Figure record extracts
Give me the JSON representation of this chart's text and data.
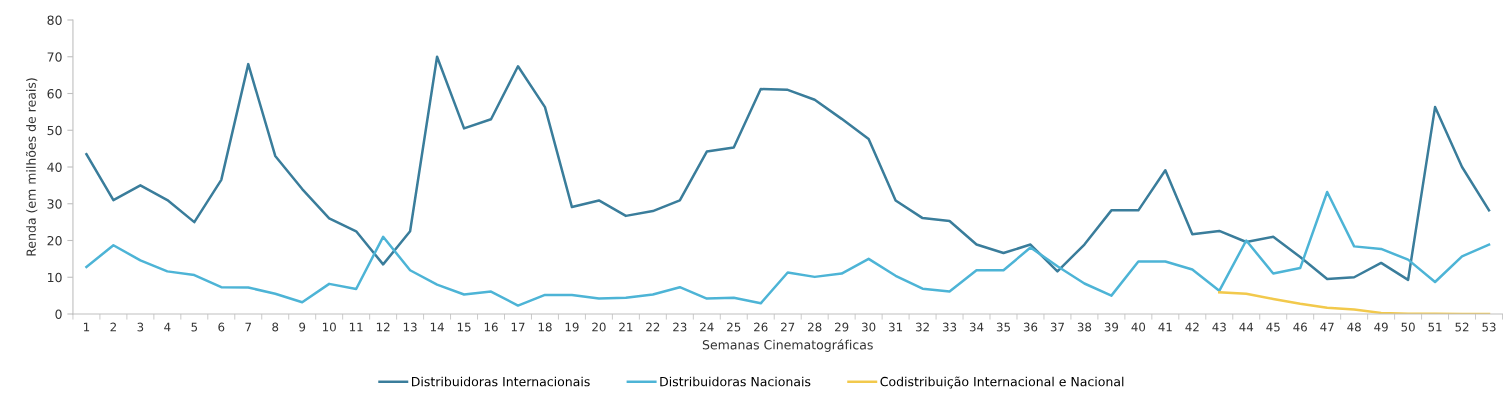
{
  "chart_data": {
    "type": "line",
    "xlabel": "Semanas Cinematográficas",
    "ylabel": "Renda (em milhões de reais)",
    "categories": [
      "1",
      "2",
      "3",
      "4",
      "5",
      "6",
      "7",
      "8",
      "9",
      "10",
      "11",
      "12",
      "13",
      "14",
      "15",
      "16",
      "17",
      "18",
      "19",
      "20",
      "21",
      "22",
      "23",
      "24",
      "25",
      "26",
      "27",
      "28",
      "29",
      "30",
      "31",
      "32",
      "33",
      "34",
      "35",
      "36",
      "37",
      "38",
      "39",
      "40",
      "41",
      "42",
      "43",
      "44",
      "45",
      "46",
      "47",
      "48",
      "49",
      "50",
      "51",
      "52",
      "53"
    ],
    "series": [
      {
        "name": "Distribuidoras Internacionais",
        "color": "#3a7d9b",
        "values": [
          43.5,
          31,
          35,
          31,
          25,
          36.5,
          68,
          43,
          34,
          26,
          22.5,
          13.5,
          22.5,
          70,
          50.5,
          53,
          67.4,
          56.3,
          29.1,
          30.9,
          26.7,
          28,
          30.9,
          44.2,
          45.3,
          61.2,
          61,
          58.3,
          53.1,
          47.6,
          30.9,
          26.1,
          25.3,
          18.9,
          16.6,
          18.9,
          11.6,
          18.9,
          28.2,
          28.2,
          39.1,
          21.7,
          22.6,
          19.6,
          21,
          15.5,
          9.5,
          10,
          13.9,
          9.3,
          56.3,
          40,
          28.2
        ]
      },
      {
        "name": "Distribuidoras Nacionais",
        "color": "#4db4d6",
        "values": [
          12.8,
          18.7,
          14.6,
          11.6,
          10.6,
          7.3,
          7.2,
          5.5,
          3.2,
          8.2,
          6.8,
          21,
          11.9,
          8,
          5.3,
          6.1,
          2.3,
          5.2,
          5.2,
          4.2,
          4.4,
          5.3,
          7.3,
          4.2,
          4.4,
          2.9,
          11.3,
          10.1,
          11,
          15,
          10.4,
          6.9,
          6.1,
          11.9,
          11.9,
          18.1,
          13,
          8.3,
          5,
          14.3,
          14.3,
          12.1,
          6.3,
          20,
          11,
          12.5,
          33.2,
          18.4,
          17.7,
          14.8,
          8.7,
          15.7,
          18.9
        ]
      },
      {
        "name": "Codistribuição Internacional e Nacional",
        "color": "#f2c94c",
        "values": [
          null,
          null,
          null,
          null,
          null,
          null,
          null,
          null,
          null,
          null,
          null,
          null,
          null,
          null,
          null,
          null,
          null,
          null,
          null,
          null,
          null,
          null,
          null,
          null,
          null,
          null,
          null,
          null,
          null,
          null,
          null,
          null,
          null,
          null,
          null,
          null,
          null,
          null,
          null,
          null,
          null,
          null,
          5.9,
          5.5,
          4.1,
          2.8,
          1.7,
          1.2,
          0.3,
          0.1,
          0.1,
          0,
          0
        ]
      }
    ],
    "ylim": [
      0,
      80
    ],
    "yticks": [
      0,
      10,
      20,
      30,
      40,
      50,
      60,
      70,
      80
    ],
    "grid": false,
    "legend": "bottom",
    "marker": "none",
    "line_style": "solid"
  }
}
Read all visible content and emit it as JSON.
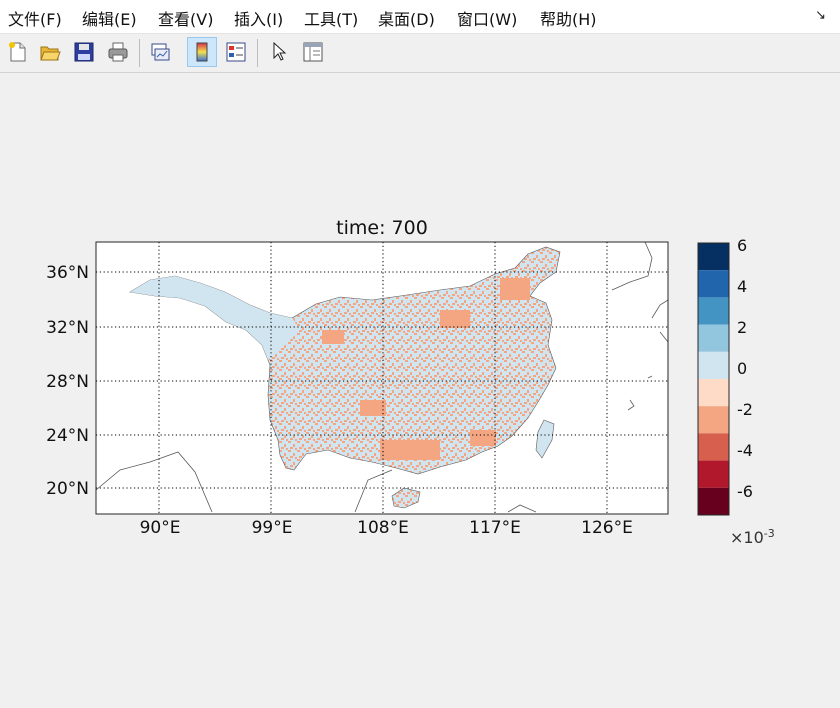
{
  "menu": {
    "items": [
      {
        "label": "文件(F)"
      },
      {
        "label": "编辑(E)"
      },
      {
        "label": "查看(V)"
      },
      {
        "label": "插入(I)"
      },
      {
        "label": "工具(T)"
      },
      {
        "label": "桌面(D)"
      },
      {
        "label": "窗口(W)"
      },
      {
        "label": "帮助(H)"
      }
    ],
    "dock_icon": "dock-arrow-icon"
  },
  "toolbar": {
    "buttons": [
      {
        "icon": "new-file-icon"
      },
      {
        "icon": "open-folder-icon"
      },
      {
        "icon": "save-icon"
      },
      {
        "icon": "print-icon"
      },
      {
        "icon": "link-plot-icon"
      },
      {
        "icon": "insert-colorbar-icon",
        "active": true
      },
      {
        "icon": "insert-legend-icon"
      },
      {
        "icon": "pointer-icon"
      },
      {
        "icon": "property-inspector-icon"
      }
    ]
  },
  "map": {
    "title": "time: 700",
    "lat_labels": [
      "36°N",
      "32°N",
      "28°N",
      "24°N",
      "20°N"
    ],
    "lon_labels": [
      "90°E",
      "99°E",
      "108°E",
      "117°E",
      "126°E"
    ],
    "land_color": "#d1e5f0",
    "anomaly_color": "#f4a582",
    "coast_color": "#595959"
  },
  "colorbar": {
    "tick_labels": [
      "6",
      "4",
      "2",
      "0",
      "-2",
      "-4",
      "-6"
    ],
    "multiplier": "10",
    "exponent": "-3",
    "colors": [
      "#053061",
      "#2166ac",
      "#4393c3",
      "#92c5de",
      "#d1e5f0",
      "#fddbc7",
      "#f4a582",
      "#d6604d",
      "#b2182b",
      "#67001f"
    ]
  }
}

Problem to work on. Leave images out of the retyped records; keep all else exact.

Worked solution.
Give me the JSON representation of this chart's text and data.
{
  "chart_data": {
    "type": "line",
    "xlabel": "Semanas Cinematográficas",
    "ylabel": "Renda (em milhões de reais)",
    "categories": [
      "1",
      "2",
      "3",
      "4",
      "5",
      "6",
      "7",
      "8",
      "9",
      "10",
      "11",
      "12",
      "13",
      "14",
      "15",
      "16",
      "17",
      "18",
      "19",
      "20",
      "21",
      "22",
      "23",
      "24",
      "25",
      "26",
      "27",
      "28",
      "29",
      "30",
      "31",
      "32",
      "33",
      "34",
      "35",
      "36",
      "37",
      "38",
      "39",
      "40",
      "41",
      "42",
      "43",
      "44",
      "45",
      "46",
      "47",
      "48",
      "49",
      "50",
      "51",
      "52",
      "53"
    ],
    "series": [
      {
        "name": "Distribuidoras Internacionais",
        "color": "#3a7d9b",
        "values": [
          43.5,
          31,
          35,
          31,
          25,
          36.5,
          68,
          43,
          34,
          26,
          22.5,
          13.5,
          22.5,
          70,
          50.5,
          53,
          67.4,
          56.3,
          29.1,
          30.9,
          26.7,
          28,
          30.9,
          44.2,
          45.3,
          61.2,
          61,
          58.3,
          53.1,
          47.6,
          30.9,
          26.1,
          25.3,
          18.9,
          16.6,
          18.9,
          11.6,
          18.9,
          28.2,
          28.2,
          39.1,
          21.7,
          22.6,
          19.6,
          21,
          15.5,
          9.5,
          10,
          13.9,
          9.3,
          56.3,
          40,
          28.2
        ]
      },
      {
        "name": "Distribuidoras Nacionais",
        "color": "#4db4d6",
        "values": [
          12.8,
          18.7,
          14.6,
          11.6,
          10.6,
          7.3,
          7.2,
          5.5,
          3.2,
          8.2,
          6.8,
          21,
          11.9,
          8,
          5.3,
          6.1,
          2.3,
          5.2,
          5.2,
          4.2,
          4.4,
          5.3,
          7.3,
          4.2,
          4.4,
          2.9,
          11.3,
          10.1,
          11,
          15,
          10.4,
          6.9,
          6.1,
          11.9,
          11.9,
          18.1,
          13,
          8.3,
          5,
          14.3,
          14.3,
          12.1,
          6.3,
          20,
          11,
          12.5,
          33.2,
          18.4,
          17.7,
          14.8,
          8.7,
          15.7,
          18.9
        ]
      },
      {
        "name": "Codistribuição Internacional e Nacional",
        "color": "#f2c94c",
        "values": [
          null,
          null,
          null,
          null,
          null,
          null,
          null,
          null,
          null,
          null,
          null,
          null,
          null,
          null,
          null,
          null,
          null,
          null,
          null,
          null,
          null,
          null,
          null,
          null,
          null,
          null,
          null,
          null,
          null,
          null,
          null,
          null,
          null,
          null,
          null,
          null,
          null,
          null,
          null,
          null,
          null,
          null,
          5.9,
          5.5,
          4.1,
          2.8,
          1.7,
          1.2,
          0.3,
          0.1,
          0.1,
          0,
          0
        ]
      }
    ],
    "ylim": [
      0,
      80
    ],
    "yticks": [
      0,
      10,
      20,
      30,
      40,
      50,
      60,
      70,
      80
    ],
    "grid": false,
    "legend": "bottom",
    "marker": "none",
    "line_style": "solid"
  }
}
Read all visible content and emit it as JSON.
{
  "menu": {
    "items": [
      {
        "label": "文件(F)"
      },
      {
        "label": "编辑(E)"
      },
      {
        "label": "查看(V)"
      },
      {
        "label": "插入(I)"
      },
      {
        "label": "工具(T)"
      },
      {
        "label": "桌面(D)"
      },
      {
        "label": "窗口(W)"
      },
      {
        "label": "帮助(H)"
      }
    ],
    "dock_icon": "dock-arrow-icon"
  },
  "toolbar": {
    "buttons": [
      {
        "icon": "new-file-icon"
      },
      {
        "icon": "open-folder-icon"
      },
      {
        "icon": "save-icon"
      },
      {
        "icon": "print-icon"
      },
      {
        "icon": "link-plot-icon"
      },
      {
        "icon": "insert-colorbar-icon",
        "active": true
      },
      {
        "icon": "insert-legend-icon"
      },
      {
        "icon": "pointer-icon"
      },
      {
        "icon": "property-inspector-icon"
      }
    ]
  },
  "map": {
    "title": "time: 700",
    "lat_labels": [
      "36°N",
      "32°N",
      "28°N",
      "24°N",
      "20°N"
    ],
    "lon_labels": [
      "90°E",
      "99°E",
      "108°E",
      "117°E",
      "126°E"
    ],
    "land_color": "#d1e5f0",
    "anomaly_color": "#f4a582",
    "coast_color": "#595959"
  },
  "colorbar": {
    "tick_labels": [
      "6",
      "4",
      "2",
      "0",
      "-2",
      "-4",
      "-6"
    ],
    "multiplier": "10",
    "exponent": "-3",
    "colors": [
      "#053061",
      "#2166ac",
      "#4393c3",
      "#92c5de",
      "#d1e5f0",
      "#fddbc7",
      "#f4a582",
      "#d6604d",
      "#b2182b",
      "#67001f"
    ]
  }
}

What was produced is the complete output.